▶

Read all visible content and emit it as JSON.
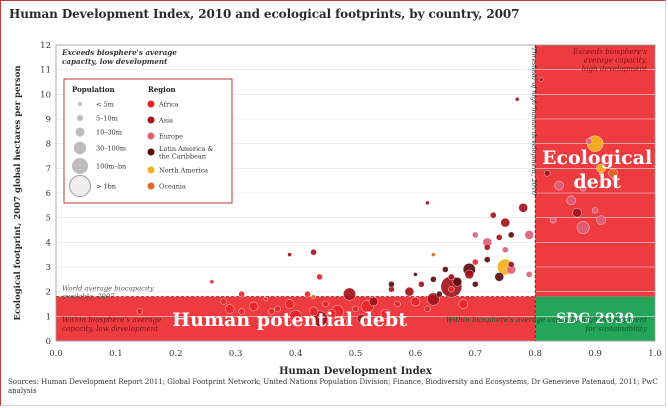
{
  "chart_data": {
    "type": "scatter",
    "title": "Human Development Index, 2010 and ecological footprints, by country, 2007",
    "xlabel": "Human Development Index",
    "ylabel": "Ecological footprint, 2007 global hectares per person",
    "xlim": [
      0.0,
      1.0
    ],
    "ylim": [
      0,
      12
    ],
    "x_ticks": [
      "0.0",
      "0.1",
      "0.2",
      "0.3",
      "0.4",
      "0.5",
      "0.6",
      "0.7",
      "0.8",
      "0.9",
      "1.0"
    ],
    "y_ticks": [
      "0",
      "1",
      "2",
      "3",
      "4",
      "5",
      "6",
      "7",
      "8",
      "9",
      "10",
      "11",
      "12"
    ],
    "thresholds": {
      "biocapacity": 1.8,
      "high_hd": 0.8,
      "threshold_label": "Threshold of high human development, 2010"
    },
    "quadrants": {
      "top_left": "Exceeds biosphere's average capacity, low development",
      "top_right": "Exceeds biosphere's average capacity, high development",
      "bottom_left": "Within biosphere's average capacity, low development",
      "bottom_right": "Within biosphere's average capacity, high development for sustainability",
      "world_avg": "World average biocapacity available, 2007"
    },
    "zone_labels": {
      "ecological_debt": "Ecological debt",
      "human_potential_debt": "Human potential debt",
      "sdg": "SDG 2030"
    },
    "legend": {
      "population_title": "Population",
      "region_title": "Region",
      "population": [
        "< 5m",
        "5–10m",
        "10–30m",
        "30–100m",
        "100m–bn",
        "> 1bn"
      ],
      "regions": [
        {
          "name": "Africa",
          "color": "#e8262b"
        },
        {
          "name": "Asia",
          "color": "#a3121c"
        },
        {
          "name": "Europe",
          "color": "#e0607a"
        },
        {
          "name": "Latin America & the Caribbean",
          "color": "#5a0c10"
        },
        {
          "name": "North America",
          "color": "#f2b21c"
        },
        {
          "name": "Oceania",
          "color": "#e2682a"
        }
      ]
    },
    "points": [
      {
        "x": 0.14,
        "y": 1.2,
        "pop": 2,
        "region": "Africa"
      },
      {
        "x": 0.26,
        "y": 2.4,
        "pop": 1,
        "region": "Africa"
      },
      {
        "x": 0.28,
        "y": 1.6,
        "pop": 2,
        "region": "Africa"
      },
      {
        "x": 0.29,
        "y": 1.3,
        "pop": 3,
        "region": "Africa"
      },
      {
        "x": 0.31,
        "y": 1.9,
        "pop": 2,
        "region": "Africa"
      },
      {
        "x": 0.31,
        "y": 1.2,
        "pop": 2,
        "region": "Africa"
      },
      {
        "x": 0.33,
        "y": 1.4,
        "pop": 3,
        "region": "Africa"
      },
      {
        "x": 0.35,
        "y": 1.7,
        "pop": 1,
        "region": "Africa"
      },
      {
        "x": 0.36,
        "y": 1.2,
        "pop": 2,
        "region": "Africa"
      },
      {
        "x": 0.37,
        "y": 1.3,
        "pop": 2,
        "region": "Africa"
      },
      {
        "x": 0.39,
        "y": 1.5,
        "pop": 3,
        "region": "Africa"
      },
      {
        "x": 0.4,
        "y": 1.0,
        "pop": 4,
        "region": "Africa"
      },
      {
        "x": 0.42,
        "y": 1.9,
        "pop": 2,
        "region": "Africa"
      },
      {
        "x": 0.43,
        "y": 1.2,
        "pop": 3,
        "region": "Africa"
      },
      {
        "x": 0.44,
        "y": 2.6,
        "pop": 2,
        "region": "Africa"
      },
      {
        "x": 0.45,
        "y": 1.5,
        "pop": 2,
        "region": "Africa"
      },
      {
        "x": 0.46,
        "y": 1.1,
        "pop": 3,
        "region": "Africa"
      },
      {
        "x": 0.47,
        "y": 1.2,
        "pop": 4,
        "region": "Africa"
      },
      {
        "x": 0.48,
        "y": 0.8,
        "pop": 2,
        "region": "Africa"
      },
      {
        "x": 0.5,
        "y": 1.3,
        "pop": 2,
        "region": "Africa"
      },
      {
        "x": 0.52,
        "y": 1.4,
        "pop": 4,
        "region": "Africa"
      },
      {
        "x": 0.55,
        "y": 1.1,
        "pop": 3,
        "region": "Africa"
      },
      {
        "x": 0.57,
        "y": 1.5,
        "pop": 2,
        "region": "Africa"
      },
      {
        "x": 0.6,
        "y": 1.6,
        "pop": 3,
        "region": "Africa"
      },
      {
        "x": 0.62,
        "y": 1.3,
        "pop": 2,
        "region": "Africa"
      },
      {
        "x": 0.66,
        "y": 2.1,
        "pop": 2,
        "region": "Africa"
      },
      {
        "x": 0.68,
        "y": 1.5,
        "pop": 3,
        "region": "Africa"
      },
      {
        "x": 0.7,
        "y": 3.2,
        "pop": 2,
        "region": "Africa"
      },
      {
        "x": 0.39,
        "y": 3.5,
        "pop": 1,
        "region": "Asia"
      },
      {
        "x": 0.43,
        "y": 3.6,
        "pop": 2,
        "region": "Asia"
      },
      {
        "x": 0.44,
        "y": 0.9,
        "pop": 5,
        "region": "Asia"
      },
      {
        "x": 0.49,
        "y": 1.9,
        "pop": 4,
        "region": "Asia"
      },
      {
        "x": 0.51,
        "y": 0.9,
        "pop": 3,
        "region": "Asia"
      },
      {
        "x": 0.53,
        "y": 1.6,
        "pop": 3,
        "region": "Asia"
      },
      {
        "x": 0.56,
        "y": 2.1,
        "pop": 2,
        "region": "Asia"
      },
      {
        "x": 0.59,
        "y": 2.0,
        "pop": 3,
        "region": "Asia"
      },
      {
        "x": 0.61,
        "y": 2.3,
        "pop": 2,
        "region": "Asia"
      },
      {
        "x": 0.63,
        "y": 1.7,
        "pop": 4,
        "region": "Asia"
      },
      {
        "x": 0.66,
        "y": 2.6,
        "pop": 2,
        "region": "Asia"
      },
      {
        "x": 0.66,
        "y": 2.2,
        "pop": 6,
        "region": "Asia"
      },
      {
        "x": 0.69,
        "y": 2.7,
        "pop": 3,
        "region": "Asia"
      },
      {
        "x": 0.72,
        "y": 3.8,
        "pop": 2,
        "region": "Asia"
      },
      {
        "x": 0.74,
        "y": 4.2,
        "pop": 2,
        "region": "Asia"
      },
      {
        "x": 0.76,
        "y": 3.1,
        "pop": 2,
        "region": "Asia"
      },
      {
        "x": 0.62,
        "y": 5.6,
        "pop": 1,
        "region": "Asia"
      },
      {
        "x": 0.73,
        "y": 5.1,
        "pop": 2,
        "region": "Asia"
      },
      {
        "x": 0.75,
        "y": 4.8,
        "pop": 3,
        "region": "Asia"
      },
      {
        "x": 0.78,
        "y": 5.4,
        "pop": 3,
        "region": "Asia"
      },
      {
        "x": 0.77,
        "y": 9.8,
        "pop": 1,
        "region": "Asia"
      },
      {
        "x": 0.81,
        "y": 10.6,
        "pop": 1,
        "region": "Asia"
      },
      {
        "x": 0.87,
        "y": 5.2,
        "pop": 3,
        "region": "Asia"
      },
      {
        "x": 0.82,
        "y": 6.8,
        "pop": 2,
        "region": "Asia"
      },
      {
        "x": 0.7,
        "y": 4.3,
        "pop": 2,
        "region": "Europe"
      },
      {
        "x": 0.72,
        "y": 4.0,
        "pop": 3,
        "region": "Europe"
      },
      {
        "x": 0.75,
        "y": 3.7,
        "pop": 2,
        "region": "Europe"
      },
      {
        "x": 0.76,
        "y": 2.9,
        "pop": 3,
        "region": "Europe"
      },
      {
        "x": 0.79,
        "y": 4.3,
        "pop": 3,
        "region": "Europe"
      },
      {
        "x": 0.79,
        "y": 2.7,
        "pop": 2,
        "region": "Europe"
      },
      {
        "x": 0.83,
        "y": 4.9,
        "pop": 2,
        "region": "Europe"
      },
      {
        "x": 0.84,
        "y": 6.3,
        "pop": 3,
        "region": "Europe"
      },
      {
        "x": 0.86,
        "y": 5.7,
        "pop": 3,
        "region": "Europe"
      },
      {
        "x": 0.88,
        "y": 6.2,
        "pop": 2,
        "region": "Europe"
      },
      {
        "x": 0.88,
        "y": 4.6,
        "pop": 4,
        "region": "Europe"
      },
      {
        "x": 0.9,
        "y": 5.3,
        "pop": 2,
        "region": "Europe"
      },
      {
        "x": 0.91,
        "y": 4.9,
        "pop": 3,
        "region": "Europe"
      },
      {
        "x": 0.89,
        "y": 8.1,
        "pop": 2,
        "region": "Europe"
      },
      {
        "x": 0.56,
        "y": 2.3,
        "pop": 2,
        "region": "Latin America & the Caribbean"
      },
      {
        "x": 0.6,
        "y": 2.7,
        "pop": 1,
        "region": "Latin America & the Caribbean"
      },
      {
        "x": 0.63,
        "y": 2.5,
        "pop": 2,
        "region": "Latin America & the Caribbean"
      },
      {
        "x": 0.64,
        "y": 1.9,
        "pop": 2,
        "region": "Latin America & the Caribbean"
      },
      {
        "x": 0.65,
        "y": 2.9,
        "pop": 2,
        "region": "Latin America & the Caribbean"
      },
      {
        "x": 0.67,
        "y": 2.4,
        "pop": 3,
        "region": "Latin America & the Caribbean"
      },
      {
        "x": 0.69,
        "y": 2.9,
        "pop": 4,
        "region": "Latin America & the Caribbean"
      },
      {
        "x": 0.7,
        "y": 2.3,
        "pop": 2,
        "region": "Latin America & the Caribbean"
      },
      {
        "x": 0.72,
        "y": 3.3,
        "pop": 2,
        "region": "Latin America & the Caribbean"
      },
      {
        "x": 0.74,
        "y": 2.6,
        "pop": 3,
        "region": "Latin America & the Caribbean"
      },
      {
        "x": 0.76,
        "y": 4.3,
        "pop": 2,
        "region": "Latin America & the Caribbean"
      },
      {
        "x": 0.75,
        "y": 3.0,
        "pop": 5,
        "region": "North America"
      },
      {
        "x": 0.9,
        "y": 8.0,
        "pop": 5,
        "region": "North America"
      },
      {
        "x": 0.91,
        "y": 7.0,
        "pop": 3,
        "region": "North America"
      },
      {
        "x": 0.43,
        "y": 1.8,
        "pop": 1,
        "region": "Oceania"
      },
      {
        "x": 0.63,
        "y": 3.5,
        "pop": 1,
        "region": "Oceania"
      },
      {
        "x": 0.93,
        "y": 6.8,
        "pop": 3,
        "region": "Oceania"
      }
    ]
  },
  "source": "Sources: Human Development Report 2011; Global Footprint Network; United Nations Population Division; Finance, Biodiversity and Ecosystems, Dr Genevieve Patenaud, 2011; PwC analysis",
  "colors": {
    "frame": "#c23a3a",
    "debt_red": "#ee3b3f",
    "sdg_green": "#23a55a",
    "dashed": "#7a1010",
    "axis_text": "#333333"
  }
}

◀

• **Task instructions**: Copy each line of the data that contains the word "biosphere".

• **Answer to this task**:
      "top_left": "Exceeds biosphere's average capacity, low development",
      "top_right": "Exceeds biosphere's average capacity, high development",
      "bottom_left": "Within biosphere's average capacity, low development",
      "bottom_right": "Within biosphere's average capacity, high development for sustainability",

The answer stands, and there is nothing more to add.